**Excerpted records:**
━━━━━━━━━━

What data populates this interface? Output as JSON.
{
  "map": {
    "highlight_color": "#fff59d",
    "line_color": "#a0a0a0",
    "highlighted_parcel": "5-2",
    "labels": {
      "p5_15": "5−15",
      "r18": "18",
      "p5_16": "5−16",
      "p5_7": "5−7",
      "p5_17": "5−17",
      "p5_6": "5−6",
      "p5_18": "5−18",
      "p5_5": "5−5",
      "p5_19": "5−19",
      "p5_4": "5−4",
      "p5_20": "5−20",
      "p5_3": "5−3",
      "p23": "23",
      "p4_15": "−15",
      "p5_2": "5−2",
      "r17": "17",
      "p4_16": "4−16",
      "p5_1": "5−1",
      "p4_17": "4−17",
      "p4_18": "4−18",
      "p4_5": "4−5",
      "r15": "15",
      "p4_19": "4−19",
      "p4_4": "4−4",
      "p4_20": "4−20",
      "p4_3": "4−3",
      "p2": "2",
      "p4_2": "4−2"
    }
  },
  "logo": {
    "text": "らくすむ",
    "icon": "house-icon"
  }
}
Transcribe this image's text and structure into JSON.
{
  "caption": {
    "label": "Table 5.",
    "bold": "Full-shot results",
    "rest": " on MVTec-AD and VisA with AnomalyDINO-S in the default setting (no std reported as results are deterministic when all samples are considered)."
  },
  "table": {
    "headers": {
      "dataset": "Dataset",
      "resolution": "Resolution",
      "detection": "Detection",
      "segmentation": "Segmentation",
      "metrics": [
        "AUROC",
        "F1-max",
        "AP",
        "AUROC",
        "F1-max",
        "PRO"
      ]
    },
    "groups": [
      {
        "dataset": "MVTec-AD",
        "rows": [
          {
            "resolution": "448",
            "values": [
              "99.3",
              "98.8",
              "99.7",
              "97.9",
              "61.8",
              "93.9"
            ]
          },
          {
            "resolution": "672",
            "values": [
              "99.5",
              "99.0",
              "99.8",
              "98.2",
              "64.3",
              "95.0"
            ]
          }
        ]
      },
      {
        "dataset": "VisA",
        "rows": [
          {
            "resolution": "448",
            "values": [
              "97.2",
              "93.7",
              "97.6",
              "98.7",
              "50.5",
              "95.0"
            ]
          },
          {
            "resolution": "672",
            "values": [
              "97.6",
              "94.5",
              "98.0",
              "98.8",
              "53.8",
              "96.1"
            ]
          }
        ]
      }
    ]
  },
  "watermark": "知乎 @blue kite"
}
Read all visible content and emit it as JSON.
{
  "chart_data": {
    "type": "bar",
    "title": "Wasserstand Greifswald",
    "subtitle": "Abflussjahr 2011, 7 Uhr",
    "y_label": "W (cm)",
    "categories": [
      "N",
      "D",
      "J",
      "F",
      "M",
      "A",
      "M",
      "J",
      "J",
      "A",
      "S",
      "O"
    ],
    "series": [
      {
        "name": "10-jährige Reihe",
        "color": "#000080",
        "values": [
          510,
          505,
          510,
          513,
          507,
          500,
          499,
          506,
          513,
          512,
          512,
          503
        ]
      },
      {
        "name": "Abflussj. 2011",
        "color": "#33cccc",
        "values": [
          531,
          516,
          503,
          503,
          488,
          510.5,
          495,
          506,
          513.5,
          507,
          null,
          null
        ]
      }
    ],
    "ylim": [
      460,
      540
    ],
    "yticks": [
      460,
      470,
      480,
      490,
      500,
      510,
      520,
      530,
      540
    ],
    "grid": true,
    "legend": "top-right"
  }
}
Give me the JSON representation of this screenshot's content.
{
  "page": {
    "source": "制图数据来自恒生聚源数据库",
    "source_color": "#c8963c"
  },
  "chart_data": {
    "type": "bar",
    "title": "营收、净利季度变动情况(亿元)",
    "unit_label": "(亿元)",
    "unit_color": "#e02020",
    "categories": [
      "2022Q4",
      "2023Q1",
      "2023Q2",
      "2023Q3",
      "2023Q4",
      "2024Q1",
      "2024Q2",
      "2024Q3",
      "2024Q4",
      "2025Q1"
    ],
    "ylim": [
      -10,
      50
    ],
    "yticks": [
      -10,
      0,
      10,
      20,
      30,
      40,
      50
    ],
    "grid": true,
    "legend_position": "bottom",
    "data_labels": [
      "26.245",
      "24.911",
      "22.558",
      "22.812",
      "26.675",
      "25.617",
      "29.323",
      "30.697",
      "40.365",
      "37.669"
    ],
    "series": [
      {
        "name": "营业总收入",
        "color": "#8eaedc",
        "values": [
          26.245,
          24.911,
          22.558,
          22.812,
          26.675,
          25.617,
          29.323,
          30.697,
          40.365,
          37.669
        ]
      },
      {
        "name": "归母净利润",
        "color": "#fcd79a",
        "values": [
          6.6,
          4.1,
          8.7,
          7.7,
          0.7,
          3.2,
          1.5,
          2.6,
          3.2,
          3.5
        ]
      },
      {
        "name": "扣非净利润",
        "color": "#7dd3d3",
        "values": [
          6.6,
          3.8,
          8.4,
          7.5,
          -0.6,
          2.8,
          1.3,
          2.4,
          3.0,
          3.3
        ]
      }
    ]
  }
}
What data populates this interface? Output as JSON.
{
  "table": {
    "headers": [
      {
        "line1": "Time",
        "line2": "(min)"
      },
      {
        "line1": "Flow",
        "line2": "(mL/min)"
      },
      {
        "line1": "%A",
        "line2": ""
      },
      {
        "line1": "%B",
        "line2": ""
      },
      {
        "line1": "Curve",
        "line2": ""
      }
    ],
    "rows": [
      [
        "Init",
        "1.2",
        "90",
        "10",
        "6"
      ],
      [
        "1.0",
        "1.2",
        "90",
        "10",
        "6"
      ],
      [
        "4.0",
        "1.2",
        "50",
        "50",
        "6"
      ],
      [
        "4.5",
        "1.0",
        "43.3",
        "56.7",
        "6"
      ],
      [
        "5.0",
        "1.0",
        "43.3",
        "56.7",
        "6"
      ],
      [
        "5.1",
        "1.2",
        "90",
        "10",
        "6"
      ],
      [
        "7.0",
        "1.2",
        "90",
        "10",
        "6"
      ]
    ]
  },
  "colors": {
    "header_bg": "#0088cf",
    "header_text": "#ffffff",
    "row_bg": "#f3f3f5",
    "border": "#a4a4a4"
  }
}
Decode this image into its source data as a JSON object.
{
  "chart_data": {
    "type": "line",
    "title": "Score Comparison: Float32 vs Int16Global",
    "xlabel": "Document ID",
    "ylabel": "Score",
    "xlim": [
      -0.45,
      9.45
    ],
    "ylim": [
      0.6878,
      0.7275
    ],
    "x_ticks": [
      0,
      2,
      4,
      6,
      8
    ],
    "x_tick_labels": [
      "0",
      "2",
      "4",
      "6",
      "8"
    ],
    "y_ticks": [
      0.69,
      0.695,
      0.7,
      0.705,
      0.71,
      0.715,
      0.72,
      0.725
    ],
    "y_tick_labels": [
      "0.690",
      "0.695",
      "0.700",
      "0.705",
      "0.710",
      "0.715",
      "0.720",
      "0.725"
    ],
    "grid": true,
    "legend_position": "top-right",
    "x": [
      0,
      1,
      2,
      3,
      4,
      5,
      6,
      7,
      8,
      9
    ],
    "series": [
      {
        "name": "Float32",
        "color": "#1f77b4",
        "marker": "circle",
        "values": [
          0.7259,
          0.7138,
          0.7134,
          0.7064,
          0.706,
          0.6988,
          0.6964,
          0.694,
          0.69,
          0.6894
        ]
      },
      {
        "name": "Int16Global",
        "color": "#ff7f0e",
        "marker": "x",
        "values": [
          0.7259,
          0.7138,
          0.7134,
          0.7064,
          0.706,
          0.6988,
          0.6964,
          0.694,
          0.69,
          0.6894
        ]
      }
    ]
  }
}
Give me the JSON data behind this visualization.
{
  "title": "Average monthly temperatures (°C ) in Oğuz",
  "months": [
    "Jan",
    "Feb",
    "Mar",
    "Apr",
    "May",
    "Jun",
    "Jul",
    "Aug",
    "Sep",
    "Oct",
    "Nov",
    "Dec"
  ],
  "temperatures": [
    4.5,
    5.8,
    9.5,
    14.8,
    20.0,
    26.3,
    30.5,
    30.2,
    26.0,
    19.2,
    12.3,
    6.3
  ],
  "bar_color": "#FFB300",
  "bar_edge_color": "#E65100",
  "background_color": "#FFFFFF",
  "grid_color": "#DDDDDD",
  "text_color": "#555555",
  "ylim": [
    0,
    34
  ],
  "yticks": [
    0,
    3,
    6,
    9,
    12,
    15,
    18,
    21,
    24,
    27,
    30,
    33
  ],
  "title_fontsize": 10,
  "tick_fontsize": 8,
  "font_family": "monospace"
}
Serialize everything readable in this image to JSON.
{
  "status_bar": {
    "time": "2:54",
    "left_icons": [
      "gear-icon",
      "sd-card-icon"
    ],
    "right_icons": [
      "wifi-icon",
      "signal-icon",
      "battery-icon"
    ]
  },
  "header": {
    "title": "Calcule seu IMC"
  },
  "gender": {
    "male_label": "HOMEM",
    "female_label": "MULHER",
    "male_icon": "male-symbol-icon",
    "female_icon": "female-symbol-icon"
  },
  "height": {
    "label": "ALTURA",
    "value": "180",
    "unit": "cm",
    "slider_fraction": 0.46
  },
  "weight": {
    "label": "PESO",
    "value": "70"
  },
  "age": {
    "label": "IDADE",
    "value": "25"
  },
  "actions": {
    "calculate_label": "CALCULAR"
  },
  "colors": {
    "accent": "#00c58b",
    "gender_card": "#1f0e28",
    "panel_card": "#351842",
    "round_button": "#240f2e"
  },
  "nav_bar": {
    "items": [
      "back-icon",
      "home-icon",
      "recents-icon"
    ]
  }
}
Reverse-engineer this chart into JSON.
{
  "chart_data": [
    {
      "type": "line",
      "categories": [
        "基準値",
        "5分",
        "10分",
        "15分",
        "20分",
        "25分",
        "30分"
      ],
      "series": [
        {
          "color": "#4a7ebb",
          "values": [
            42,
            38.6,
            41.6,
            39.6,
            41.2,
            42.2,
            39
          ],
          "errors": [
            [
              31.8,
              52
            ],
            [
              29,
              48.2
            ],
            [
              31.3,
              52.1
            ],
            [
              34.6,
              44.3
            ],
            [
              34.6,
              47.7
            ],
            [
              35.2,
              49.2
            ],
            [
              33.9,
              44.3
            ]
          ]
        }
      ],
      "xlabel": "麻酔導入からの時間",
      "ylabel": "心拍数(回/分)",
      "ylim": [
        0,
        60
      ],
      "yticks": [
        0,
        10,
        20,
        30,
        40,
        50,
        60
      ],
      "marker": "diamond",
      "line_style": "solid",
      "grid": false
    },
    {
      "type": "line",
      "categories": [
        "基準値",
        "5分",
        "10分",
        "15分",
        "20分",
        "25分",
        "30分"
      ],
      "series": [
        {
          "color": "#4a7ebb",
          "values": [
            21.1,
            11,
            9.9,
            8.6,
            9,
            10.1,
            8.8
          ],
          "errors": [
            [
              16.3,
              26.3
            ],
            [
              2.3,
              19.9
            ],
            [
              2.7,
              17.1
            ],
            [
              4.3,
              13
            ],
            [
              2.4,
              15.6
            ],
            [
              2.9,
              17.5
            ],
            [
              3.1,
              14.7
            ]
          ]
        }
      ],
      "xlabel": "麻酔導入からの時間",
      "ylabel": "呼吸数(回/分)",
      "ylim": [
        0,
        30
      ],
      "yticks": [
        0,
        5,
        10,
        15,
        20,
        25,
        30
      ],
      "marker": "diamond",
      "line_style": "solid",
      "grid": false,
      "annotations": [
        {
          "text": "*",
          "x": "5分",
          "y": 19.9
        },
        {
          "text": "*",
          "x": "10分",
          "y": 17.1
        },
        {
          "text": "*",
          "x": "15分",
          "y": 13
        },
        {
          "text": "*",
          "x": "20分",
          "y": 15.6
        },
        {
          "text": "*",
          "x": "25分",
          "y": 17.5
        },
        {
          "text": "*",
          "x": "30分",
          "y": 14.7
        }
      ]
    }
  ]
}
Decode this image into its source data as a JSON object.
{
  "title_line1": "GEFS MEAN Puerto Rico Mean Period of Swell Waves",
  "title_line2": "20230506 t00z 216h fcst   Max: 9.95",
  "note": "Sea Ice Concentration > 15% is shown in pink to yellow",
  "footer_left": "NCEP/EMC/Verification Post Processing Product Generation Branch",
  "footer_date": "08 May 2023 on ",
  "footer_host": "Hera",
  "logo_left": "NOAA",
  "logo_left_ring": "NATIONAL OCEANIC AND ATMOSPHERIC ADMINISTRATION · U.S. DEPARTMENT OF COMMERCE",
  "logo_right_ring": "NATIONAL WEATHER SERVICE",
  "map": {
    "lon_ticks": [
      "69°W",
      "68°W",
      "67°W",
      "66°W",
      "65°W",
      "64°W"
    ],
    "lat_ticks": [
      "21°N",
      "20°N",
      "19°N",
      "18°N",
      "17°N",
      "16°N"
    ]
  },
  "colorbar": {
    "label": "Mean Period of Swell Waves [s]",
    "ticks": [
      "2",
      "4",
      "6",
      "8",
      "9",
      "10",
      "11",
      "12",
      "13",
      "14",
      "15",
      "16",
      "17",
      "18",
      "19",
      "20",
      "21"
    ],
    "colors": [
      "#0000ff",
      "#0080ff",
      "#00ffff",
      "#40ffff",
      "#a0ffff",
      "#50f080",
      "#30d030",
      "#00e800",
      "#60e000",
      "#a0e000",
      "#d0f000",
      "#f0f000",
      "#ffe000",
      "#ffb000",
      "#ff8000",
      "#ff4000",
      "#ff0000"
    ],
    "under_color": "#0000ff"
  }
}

━━━━━━━━━━

**Work to do:**
Search the entries for "JSON" and copy out each line that has it.

**Output:**
What data populates this interface? Output as JSON.
Transcribe this image's text and structure into JSON.
Read all visible content and emit it as JSON.
Give me the JSON representation of this screenshot's content.
What data populates this interface? Output as JSON.
Decode this image into its source data as a JSON object.
Give me the JSON data behind this visualization.
Serialize everything readable in this image to JSON.
Reverse-engineer this chart into JSON.
Decode this image into its source data as a JSON object.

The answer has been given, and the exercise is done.